Directions.
Which lines contain the word "受注者は"? Return each of them as written.

Input data.
>> BEGIN

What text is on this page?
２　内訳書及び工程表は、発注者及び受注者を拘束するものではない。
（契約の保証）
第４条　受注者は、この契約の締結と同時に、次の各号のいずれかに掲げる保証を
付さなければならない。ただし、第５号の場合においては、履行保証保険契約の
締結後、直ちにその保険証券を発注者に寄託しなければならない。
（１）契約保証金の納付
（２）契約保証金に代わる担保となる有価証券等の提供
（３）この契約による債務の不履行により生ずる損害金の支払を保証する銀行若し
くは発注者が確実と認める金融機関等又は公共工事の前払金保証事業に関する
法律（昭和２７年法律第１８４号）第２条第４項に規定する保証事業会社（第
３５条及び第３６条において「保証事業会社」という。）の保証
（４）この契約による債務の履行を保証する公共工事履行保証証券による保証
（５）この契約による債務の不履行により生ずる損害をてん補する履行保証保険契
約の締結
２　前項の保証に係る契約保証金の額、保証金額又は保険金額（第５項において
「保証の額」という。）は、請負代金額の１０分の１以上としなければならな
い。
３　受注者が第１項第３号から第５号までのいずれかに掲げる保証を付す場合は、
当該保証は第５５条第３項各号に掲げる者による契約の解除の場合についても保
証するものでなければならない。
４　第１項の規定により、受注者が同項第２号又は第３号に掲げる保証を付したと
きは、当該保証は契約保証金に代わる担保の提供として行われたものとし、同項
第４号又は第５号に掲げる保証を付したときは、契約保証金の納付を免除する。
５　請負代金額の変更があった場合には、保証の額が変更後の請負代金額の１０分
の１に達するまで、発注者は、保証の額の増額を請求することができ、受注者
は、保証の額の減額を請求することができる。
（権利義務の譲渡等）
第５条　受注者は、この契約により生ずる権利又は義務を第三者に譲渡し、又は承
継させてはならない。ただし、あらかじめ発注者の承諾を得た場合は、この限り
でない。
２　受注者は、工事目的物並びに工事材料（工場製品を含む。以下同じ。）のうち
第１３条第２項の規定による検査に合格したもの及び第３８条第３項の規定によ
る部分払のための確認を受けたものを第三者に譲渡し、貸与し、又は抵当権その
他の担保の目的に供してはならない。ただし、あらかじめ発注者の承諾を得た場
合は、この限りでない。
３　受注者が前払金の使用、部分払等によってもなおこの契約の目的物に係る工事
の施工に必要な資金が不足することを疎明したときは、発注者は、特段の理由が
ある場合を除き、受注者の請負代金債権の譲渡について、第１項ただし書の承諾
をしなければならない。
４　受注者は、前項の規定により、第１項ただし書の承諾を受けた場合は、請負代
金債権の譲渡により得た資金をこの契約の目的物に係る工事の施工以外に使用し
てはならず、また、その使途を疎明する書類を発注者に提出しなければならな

>> END

Expected answer.
第４条　受注者は、この契約の締結と同時に、次の各号のいずれかに掲げる保証を
第５条　受注者は、この契約により生ずる権利又は義務を第三者に譲渡し、又は承
２　受注者は、工事目的物並びに工事材料（工場製品を含む。以下同じ。）のうち
４　受注者は、前項の規定により、第１項ただし書の承諾を受けた場合は、請負代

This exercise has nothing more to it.